**SUAS INSTRUÇÕES:** Separe dos registros cada linha que contenha a palavra "областного" e copie essas linhas.

Itens do conjunto de dados:
^^^^
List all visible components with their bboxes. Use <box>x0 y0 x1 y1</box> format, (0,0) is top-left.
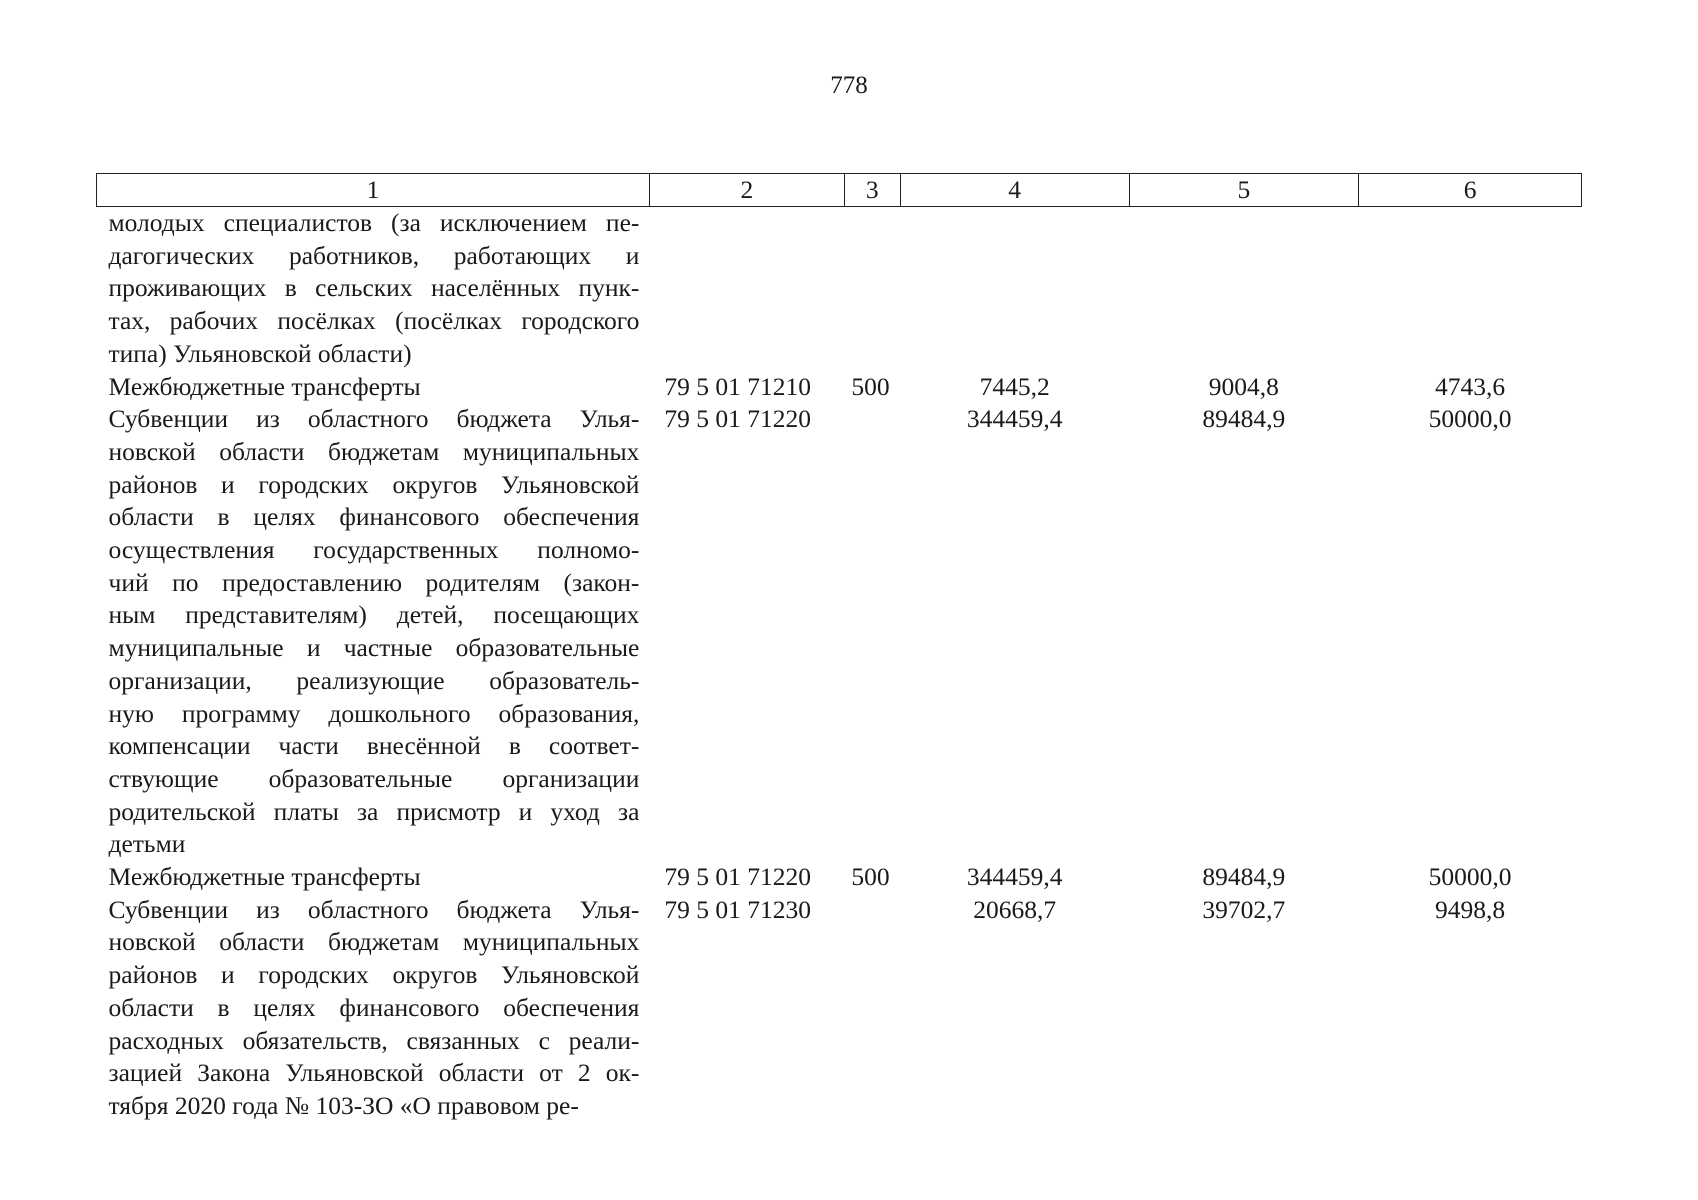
description-line: родительской платы за присмотр и уход за <box>108 796 640 826</box>
column-header-2: 2 <box>649 174 844 207</box>
row-type-code: 500 <box>851 371 890 401</box>
row-description <box>97 403 650 861</box>
row-description <box>97 894 650 1123</box>
description-line: типа) Ульяновской области) <box>108 338 412 368</box>
row-description <box>97 861 650 894</box>
row-code <box>649 207 844 371</box>
row-value-col4 <box>900 207 1129 371</box>
column-header-1: 1 <box>97 174 650 207</box>
column-header-4: 4 <box>900 174 1129 207</box>
description-line: Межбюджетные трансферты <box>108 371 421 401</box>
row-value-col5: 89484,9 <box>1202 404 1286 434</box>
description-line: ным представителям) детей, посещающих <box>108 600 640 630</box>
description-line: проживающих в сельских населённых пунк- <box>108 273 640 303</box>
table-row <box>97 861 1582 894</box>
row-value-col6: 50000,0 <box>1428 862 1512 892</box>
row-value-col4: 344459,4 <box>966 404 1063 434</box>
row-value-col4: 7445,2 <box>979 371 1050 401</box>
description-line: расходных обязательств, связанных с реали- <box>108 1025 640 1055</box>
row-value-col5: 89484,9 <box>1202 862 1286 892</box>
description-line: чий по предоставлению родителям (закон- <box>108 567 640 597</box>
row-value-col6: 50000,0 <box>1428 404 1512 434</box>
row-code: 79 5 01 71220 <box>664 862 812 892</box>
row-value-col6: 9498,8 <box>1435 894 1506 924</box>
row-value-col5: 39702,7 <box>1202 894 1286 924</box>
row-type-code <box>844 207 900 371</box>
description-line: области в целях финансового обеспечения <box>108 502 640 532</box>
row-description <box>97 207 650 371</box>
description-line: молодых специалистов (за исключением пе- <box>108 208 640 237</box>
column-header-3: 3 <box>844 174 900 207</box>
row-value-col4: 344459,4 <box>966 862 1063 892</box>
description-line: Межбюджетные трансферты <box>108 862 421 892</box>
table-body <box>97 207 1582 1123</box>
description-line: компенсации части внесённой в соответ- <box>108 731 640 761</box>
description-line: дагогических работников, работающих и <box>108 240 640 270</box>
table-row <box>97 894 1582 1123</box>
row-type-code <box>844 894 900 1123</box>
description-line: новской области бюджетам муниципальных <box>108 927 640 957</box>
budget-table <box>96 173 1582 1123</box>
row-type-code <box>844 403 900 861</box>
description-line: новской области бюджетам муниципальных <box>108 436 640 466</box>
description-line: области в целях финансового обеспечения <box>108 992 640 1022</box>
column-header-6: 6 <box>1359 174 1582 207</box>
column-header-5: 5 <box>1129 174 1359 207</box>
description-line: организации, реализующие образователь- <box>108 665 640 695</box>
description-line: районов и городских округов Ульяновской <box>108 469 640 499</box>
table-row <box>97 403 1582 861</box>
description-line: Субвенции из областного бюджета Улья- <box>108 404 640 434</box>
row-value-col5: 9004,8 <box>1208 371 1279 401</box>
description-line: Субвенции из областного бюджета Улья- <box>108 894 640 924</box>
row-value-col6: 4743,6 <box>1435 371 1506 401</box>
table-row <box>97 207 1582 371</box>
description-line: осуществления государственных полномо- <box>108 535 640 565</box>
description-line: муниципальные и частные образовательные <box>108 633 640 663</box>
description-line: тября 2020 года № 103-ЗО «О правовом ре- <box>108 1090 579 1120</box>
description-line: ствующие образовательные организации <box>108 763 640 793</box>
row-value-col4: 20668,7 <box>973 894 1057 924</box>
row-code: 79 5 01 71220 <box>664 404 812 434</box>
description-line: зацией Закона Ульяновской области от 2 ок- <box>108 1058 640 1088</box>
description-line: ную программу дошкольного образования, <box>108 698 640 728</box>
table-header <box>97 174 1582 207</box>
row-code: 79 5 01 71210 <box>664 371 812 401</box>
row-value-col5 <box>1129 207 1359 371</box>
row-code: 79 5 01 71230 <box>664 894 812 924</box>
description-line: детьми <box>108 829 186 859</box>
description-line: тах, рабочих посёлках (посёлках городского <box>108 306 640 336</box>
table-row <box>97 371 1582 404</box>
row-description <box>97 371 650 404</box>
description-line: районов и городских округов Ульяновской <box>108 960 640 990</box>
row-value-col6 <box>1359 207 1582 371</box>
row-type-code: 500 <box>851 862 890 892</box>
page-number: 778 <box>830 72 868 99</box>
^^^^
**RESULTADO DO EXERCÍCIO:**
description-line: Субвенции из областного бюджета Улья- <box>108 404 640 434</box>
description-line: Субвенции из областного бюджета Улья- <box>108 894 640 924</box>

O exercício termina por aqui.